**Exercise:** Repeat the entire listing exactly as written.

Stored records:
>>

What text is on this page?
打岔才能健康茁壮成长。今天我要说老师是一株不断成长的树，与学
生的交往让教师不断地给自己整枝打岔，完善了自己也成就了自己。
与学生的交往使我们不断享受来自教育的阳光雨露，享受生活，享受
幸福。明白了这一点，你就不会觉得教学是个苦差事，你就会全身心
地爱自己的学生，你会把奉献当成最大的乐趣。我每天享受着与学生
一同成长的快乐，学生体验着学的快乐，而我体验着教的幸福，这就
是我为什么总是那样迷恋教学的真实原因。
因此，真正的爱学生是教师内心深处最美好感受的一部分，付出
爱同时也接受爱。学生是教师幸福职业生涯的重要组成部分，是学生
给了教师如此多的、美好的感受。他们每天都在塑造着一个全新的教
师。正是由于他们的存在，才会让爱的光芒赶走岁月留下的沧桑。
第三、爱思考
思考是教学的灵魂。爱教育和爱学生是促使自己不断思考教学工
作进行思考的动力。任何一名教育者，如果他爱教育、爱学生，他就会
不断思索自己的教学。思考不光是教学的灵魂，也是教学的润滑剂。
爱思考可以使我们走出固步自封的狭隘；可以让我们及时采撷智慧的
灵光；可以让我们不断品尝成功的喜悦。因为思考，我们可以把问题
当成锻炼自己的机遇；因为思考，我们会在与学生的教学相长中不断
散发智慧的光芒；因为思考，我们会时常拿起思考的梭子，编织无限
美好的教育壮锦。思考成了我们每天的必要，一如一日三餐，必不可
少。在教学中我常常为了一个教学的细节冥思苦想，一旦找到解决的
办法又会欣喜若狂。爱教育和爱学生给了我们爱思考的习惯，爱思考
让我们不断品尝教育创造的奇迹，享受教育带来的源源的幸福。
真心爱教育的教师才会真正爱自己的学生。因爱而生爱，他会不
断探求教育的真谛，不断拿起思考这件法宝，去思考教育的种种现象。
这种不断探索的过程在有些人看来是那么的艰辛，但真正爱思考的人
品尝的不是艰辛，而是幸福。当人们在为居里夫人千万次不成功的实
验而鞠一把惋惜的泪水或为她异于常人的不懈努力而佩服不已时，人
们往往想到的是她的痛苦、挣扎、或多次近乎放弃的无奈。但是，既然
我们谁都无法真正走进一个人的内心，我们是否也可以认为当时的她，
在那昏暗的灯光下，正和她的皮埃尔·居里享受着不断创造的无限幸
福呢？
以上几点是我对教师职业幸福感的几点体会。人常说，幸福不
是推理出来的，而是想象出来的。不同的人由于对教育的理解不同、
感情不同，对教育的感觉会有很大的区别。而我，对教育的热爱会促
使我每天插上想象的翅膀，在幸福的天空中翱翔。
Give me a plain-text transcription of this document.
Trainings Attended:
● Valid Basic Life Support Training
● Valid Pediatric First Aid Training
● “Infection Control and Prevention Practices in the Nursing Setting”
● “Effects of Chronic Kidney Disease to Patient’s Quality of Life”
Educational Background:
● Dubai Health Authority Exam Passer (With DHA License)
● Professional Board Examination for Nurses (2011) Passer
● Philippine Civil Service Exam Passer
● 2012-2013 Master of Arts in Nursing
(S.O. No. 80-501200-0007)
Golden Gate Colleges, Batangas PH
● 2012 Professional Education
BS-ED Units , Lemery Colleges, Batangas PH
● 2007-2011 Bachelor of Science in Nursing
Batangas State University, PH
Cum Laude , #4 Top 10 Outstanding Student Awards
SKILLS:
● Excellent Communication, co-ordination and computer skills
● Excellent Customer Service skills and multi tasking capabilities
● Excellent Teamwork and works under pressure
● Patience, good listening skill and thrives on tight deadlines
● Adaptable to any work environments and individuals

<<

**Reply:**
What text is on this page?
打岔才能健康茁壮成长。今天我要说老师是一株不断成长的树，与学
生的交往让教师不断地给自己整枝打岔，完善了自己也成就了自己。
与学生的交往使我们不断享受来自教育的阳光雨露，享受生活，享受
幸福。明白了这一点，你就不会觉得教学是个苦差事，你就会全身心
地爱自己的学生，你会把奉献当成最大的乐趣。我每天享受着与学生
一同成长的快乐，学生体验着学的快乐，而我体验着教的幸福，这就
是我为什么总是那样迷恋教学的真实原因。
因此，真正的爱学生是教师内心深处最美好感受的一部分，付出
爱同时也接受爱。学生是教师幸福职业生涯的重要组成部分，是学生
给了教师如此多的、美好的感受。他们每天都在塑造着一个全新的教
师。正是由于他们的存在，才会让爱的光芒赶走岁月留下的沧桑。
第三、爱思考
思考是教学的灵魂。爱教育和爱学生是促使自己不断思考教学工
作进行思考的动力。任何一名教育者，如果他爱教育、爱学生，他就会
不断思索自己的教学。思考不光是教学的灵魂，也是教学的润滑剂。
爱思考可以使我们走出固步自封的狭隘；可以让我们及时采撷智慧的
灵光；可以让我们不断品尝成功的喜悦。因为思考，我们可以把问题
当成锻炼自己的机遇；因为思考，我们会在与学生的教学相长中不断
散发智慧的光芒；因为思考，我们会时常拿起思考的梭子，编织无限
美好的教育壮锦。思考成了我们每天的必要，一如一日三餐，必不可
少。在教学中我常常为了一个教学的细节冥思苦想，一旦找到解决的
办法又会欣喜若狂。爱教育和爱学生给了我们爱思考的习惯，爱思考
让我们不断品尝教育创造的奇迹，享受教育带来的源源的幸福。
真心爱教育的教师才会真正爱自己的学生。因爱而生爱，他会不
断探求教育的真谛，不断拿起思考这件法宝，去思考教育的种种现象。
这种不断探索的过程在有些人看来是那么的艰辛，但真正爱思考的人
品尝的不是艰辛，而是幸福。当人们在为居里夫人千万次不成功的实
验而鞠一把惋惜的泪水或为她异于常人的不懈努力而佩服不已时，人
们往往想到的是她的痛苦、挣扎、或多次近乎放弃的无奈。但是，既然
我们谁都无法真正走进一个人的内心，我们是否也可以认为当时的她，
在那昏暗的灯光下，正和她的皮埃尔·居里享受着不断创造的无限幸
福呢？
以上几点是我对教师职业幸福感的几点体会。人常说，幸福不
是推理出来的，而是想象出来的。不同的人由于对教育的理解不同、
感情不同，对教育的感觉会有很大的区别。而我，对教育的热爱会促
使我每天插上想象的翅膀，在幸福的天空中翱翔。
Give me a plain-text transcription of this document.
Trainings Attended:
● Valid Basic Life Support Training
● Valid Pediatric First Aid Training
● “Infection Control and Prevention Practices in the Nursing Setting”
● “Effects of Chronic Kidney Disease to Patient’s Quality of Life”
Educational Background:
● Dubai Health Authority Exam Passer (With DHA License)
● Professional Board Examination for Nurses (2011) Passer
● Philippine Civil Service Exam Passer
● 2012-2013 Master of Arts in Nursing
(S.O. No. 80-501200-0007)
Golden Gate Colleges, Batangas PH
● 2012 Professional Education
BS-ED Units , Lemery Colleges, Batangas PH
● 2007-2011 Bachelor of Science in Nursing
Batangas State University, PH
Cum Laude , #4 Top 10 Outstanding Student Awards
SKILLS:
● Excellent Communication, co-ordination and computer skills
● Excellent Customer Service skills and multi tasking capabilities
● Excellent Teamwork and works under pressure
● Patience, good listening skill and thrives on tight deadlines
● Adaptable to any work environments and individuals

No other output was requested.